ACTIVITY >>
Could you copy every line of the data that contains "SOJABOHNENQUELLEN"?

-=-=-=-=-

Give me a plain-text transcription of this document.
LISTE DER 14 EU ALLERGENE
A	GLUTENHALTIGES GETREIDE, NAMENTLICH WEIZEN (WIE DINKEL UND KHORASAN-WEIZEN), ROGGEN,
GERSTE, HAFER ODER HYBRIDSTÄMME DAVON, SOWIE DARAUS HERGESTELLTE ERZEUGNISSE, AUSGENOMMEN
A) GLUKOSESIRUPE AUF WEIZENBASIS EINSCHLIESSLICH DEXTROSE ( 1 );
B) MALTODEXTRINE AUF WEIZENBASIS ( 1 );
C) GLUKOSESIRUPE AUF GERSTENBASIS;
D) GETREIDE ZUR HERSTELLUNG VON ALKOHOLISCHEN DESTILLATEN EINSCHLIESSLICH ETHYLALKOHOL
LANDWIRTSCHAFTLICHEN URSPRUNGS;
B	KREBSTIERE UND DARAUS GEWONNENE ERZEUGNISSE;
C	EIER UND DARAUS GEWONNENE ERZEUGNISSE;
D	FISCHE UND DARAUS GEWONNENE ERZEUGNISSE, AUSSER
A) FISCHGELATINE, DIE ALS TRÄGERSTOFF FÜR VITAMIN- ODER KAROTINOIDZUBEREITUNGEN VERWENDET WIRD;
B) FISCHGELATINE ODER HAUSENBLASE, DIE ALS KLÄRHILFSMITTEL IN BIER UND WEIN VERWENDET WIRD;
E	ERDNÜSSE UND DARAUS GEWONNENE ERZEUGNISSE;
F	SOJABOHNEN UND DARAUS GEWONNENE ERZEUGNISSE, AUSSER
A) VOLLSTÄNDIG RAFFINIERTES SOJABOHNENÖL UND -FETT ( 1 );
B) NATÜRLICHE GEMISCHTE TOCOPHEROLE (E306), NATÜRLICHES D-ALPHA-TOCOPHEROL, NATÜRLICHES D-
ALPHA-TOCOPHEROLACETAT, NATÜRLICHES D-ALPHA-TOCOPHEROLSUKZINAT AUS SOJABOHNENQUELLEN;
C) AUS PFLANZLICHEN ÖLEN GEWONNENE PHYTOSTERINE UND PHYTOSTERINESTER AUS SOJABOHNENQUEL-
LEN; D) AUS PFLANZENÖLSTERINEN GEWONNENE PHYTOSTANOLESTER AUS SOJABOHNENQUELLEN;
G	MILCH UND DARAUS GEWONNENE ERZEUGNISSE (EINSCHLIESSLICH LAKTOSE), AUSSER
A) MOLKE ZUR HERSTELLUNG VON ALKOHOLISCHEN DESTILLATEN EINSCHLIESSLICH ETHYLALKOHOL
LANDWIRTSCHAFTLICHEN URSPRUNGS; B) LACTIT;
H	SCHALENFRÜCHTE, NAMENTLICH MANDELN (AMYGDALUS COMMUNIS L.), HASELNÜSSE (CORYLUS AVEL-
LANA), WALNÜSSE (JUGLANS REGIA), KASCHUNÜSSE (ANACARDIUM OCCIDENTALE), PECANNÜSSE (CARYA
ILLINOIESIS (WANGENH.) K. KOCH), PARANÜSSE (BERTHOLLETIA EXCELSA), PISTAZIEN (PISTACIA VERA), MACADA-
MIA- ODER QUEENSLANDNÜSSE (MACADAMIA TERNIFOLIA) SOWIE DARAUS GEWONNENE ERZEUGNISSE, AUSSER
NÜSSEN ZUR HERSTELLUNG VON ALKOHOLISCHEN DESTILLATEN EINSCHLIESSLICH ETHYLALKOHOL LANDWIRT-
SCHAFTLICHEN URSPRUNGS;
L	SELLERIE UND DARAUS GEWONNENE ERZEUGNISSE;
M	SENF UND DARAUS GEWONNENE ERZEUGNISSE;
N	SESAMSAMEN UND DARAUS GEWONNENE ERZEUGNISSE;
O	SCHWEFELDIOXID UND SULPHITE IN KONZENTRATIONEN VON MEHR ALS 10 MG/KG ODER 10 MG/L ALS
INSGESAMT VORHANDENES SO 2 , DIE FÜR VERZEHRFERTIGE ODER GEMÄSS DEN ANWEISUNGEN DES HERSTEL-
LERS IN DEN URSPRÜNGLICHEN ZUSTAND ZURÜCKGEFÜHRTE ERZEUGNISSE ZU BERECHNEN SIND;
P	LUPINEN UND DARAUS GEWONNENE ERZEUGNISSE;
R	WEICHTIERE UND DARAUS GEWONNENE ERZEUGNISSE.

-=-=-=-=-

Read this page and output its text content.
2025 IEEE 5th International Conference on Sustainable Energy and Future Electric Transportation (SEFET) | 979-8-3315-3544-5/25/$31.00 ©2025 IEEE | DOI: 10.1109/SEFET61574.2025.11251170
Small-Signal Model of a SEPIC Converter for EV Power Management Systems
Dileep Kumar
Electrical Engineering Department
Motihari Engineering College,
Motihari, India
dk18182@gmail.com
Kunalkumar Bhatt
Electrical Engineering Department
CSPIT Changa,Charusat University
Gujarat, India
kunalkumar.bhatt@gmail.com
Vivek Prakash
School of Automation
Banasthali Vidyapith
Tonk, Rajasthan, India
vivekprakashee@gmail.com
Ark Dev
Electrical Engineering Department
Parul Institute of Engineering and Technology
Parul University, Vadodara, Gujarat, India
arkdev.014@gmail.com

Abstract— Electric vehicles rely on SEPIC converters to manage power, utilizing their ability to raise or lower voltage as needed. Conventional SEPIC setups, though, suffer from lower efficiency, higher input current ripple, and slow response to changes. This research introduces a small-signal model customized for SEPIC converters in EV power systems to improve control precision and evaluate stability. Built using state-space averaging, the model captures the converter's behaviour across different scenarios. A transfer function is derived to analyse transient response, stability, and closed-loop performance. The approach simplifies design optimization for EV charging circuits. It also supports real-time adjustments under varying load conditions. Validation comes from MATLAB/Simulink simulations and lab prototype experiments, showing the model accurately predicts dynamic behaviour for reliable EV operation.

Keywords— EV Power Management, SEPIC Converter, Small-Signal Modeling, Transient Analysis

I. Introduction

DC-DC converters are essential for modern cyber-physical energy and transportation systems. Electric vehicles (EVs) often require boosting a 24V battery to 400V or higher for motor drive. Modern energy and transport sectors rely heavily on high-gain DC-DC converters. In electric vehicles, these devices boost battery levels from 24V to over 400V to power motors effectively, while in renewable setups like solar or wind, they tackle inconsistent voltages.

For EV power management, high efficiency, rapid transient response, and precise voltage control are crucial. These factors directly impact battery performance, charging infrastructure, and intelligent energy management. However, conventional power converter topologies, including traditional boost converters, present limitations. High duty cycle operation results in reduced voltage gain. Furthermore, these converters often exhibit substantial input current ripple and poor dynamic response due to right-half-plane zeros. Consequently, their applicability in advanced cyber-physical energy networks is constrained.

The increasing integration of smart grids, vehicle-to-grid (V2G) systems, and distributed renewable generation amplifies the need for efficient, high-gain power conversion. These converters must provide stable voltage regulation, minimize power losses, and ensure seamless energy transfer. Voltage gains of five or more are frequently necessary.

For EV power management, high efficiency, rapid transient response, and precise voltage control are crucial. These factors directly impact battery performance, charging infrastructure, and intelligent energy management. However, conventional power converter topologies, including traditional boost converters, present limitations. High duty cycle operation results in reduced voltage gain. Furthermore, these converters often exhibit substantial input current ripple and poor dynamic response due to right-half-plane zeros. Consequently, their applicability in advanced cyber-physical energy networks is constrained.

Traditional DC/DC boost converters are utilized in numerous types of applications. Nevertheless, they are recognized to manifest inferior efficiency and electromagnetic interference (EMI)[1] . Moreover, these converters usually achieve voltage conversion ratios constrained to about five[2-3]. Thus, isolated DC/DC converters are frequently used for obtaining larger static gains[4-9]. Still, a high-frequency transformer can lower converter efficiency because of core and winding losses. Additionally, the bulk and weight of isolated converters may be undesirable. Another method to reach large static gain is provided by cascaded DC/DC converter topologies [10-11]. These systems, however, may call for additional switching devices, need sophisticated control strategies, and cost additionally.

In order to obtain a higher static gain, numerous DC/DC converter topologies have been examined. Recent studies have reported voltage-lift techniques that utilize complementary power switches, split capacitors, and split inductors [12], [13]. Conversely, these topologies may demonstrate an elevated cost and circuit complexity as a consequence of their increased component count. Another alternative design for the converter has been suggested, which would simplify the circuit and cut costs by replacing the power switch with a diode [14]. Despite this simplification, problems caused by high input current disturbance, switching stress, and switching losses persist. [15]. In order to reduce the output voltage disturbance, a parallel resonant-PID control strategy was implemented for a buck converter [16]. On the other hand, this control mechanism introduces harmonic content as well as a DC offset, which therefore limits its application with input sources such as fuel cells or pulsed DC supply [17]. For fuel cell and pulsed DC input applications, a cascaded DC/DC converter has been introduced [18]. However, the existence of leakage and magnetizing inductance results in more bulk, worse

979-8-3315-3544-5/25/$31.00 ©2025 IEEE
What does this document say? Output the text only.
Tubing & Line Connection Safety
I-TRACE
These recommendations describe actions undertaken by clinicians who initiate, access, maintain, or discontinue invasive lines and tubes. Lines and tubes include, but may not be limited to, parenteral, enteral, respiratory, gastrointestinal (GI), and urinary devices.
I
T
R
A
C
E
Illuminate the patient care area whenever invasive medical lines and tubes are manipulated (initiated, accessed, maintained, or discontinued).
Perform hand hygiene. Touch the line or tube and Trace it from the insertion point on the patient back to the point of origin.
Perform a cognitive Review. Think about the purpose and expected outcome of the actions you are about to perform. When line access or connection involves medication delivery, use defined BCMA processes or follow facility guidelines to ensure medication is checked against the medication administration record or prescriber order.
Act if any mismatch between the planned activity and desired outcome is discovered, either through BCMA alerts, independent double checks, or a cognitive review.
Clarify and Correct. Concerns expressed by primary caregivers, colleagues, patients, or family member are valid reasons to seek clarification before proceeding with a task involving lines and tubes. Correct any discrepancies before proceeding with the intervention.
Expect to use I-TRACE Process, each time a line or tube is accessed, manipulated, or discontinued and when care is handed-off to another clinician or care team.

-=-=-=-=-

REPLY TO THE EXERCISE >>
ALPHA-TOCOPHEROLACETAT, NATÜRLICHES D-ALPHA-TOCOPHEROLSUKZINAT AUS SOJABOHNENQUELLEN;
LEN; D) AUS PFLANZENÖLSTERINEN GEWONNENE PHYTOSTANOLESTER AUS SOJABOHNENQUELLEN;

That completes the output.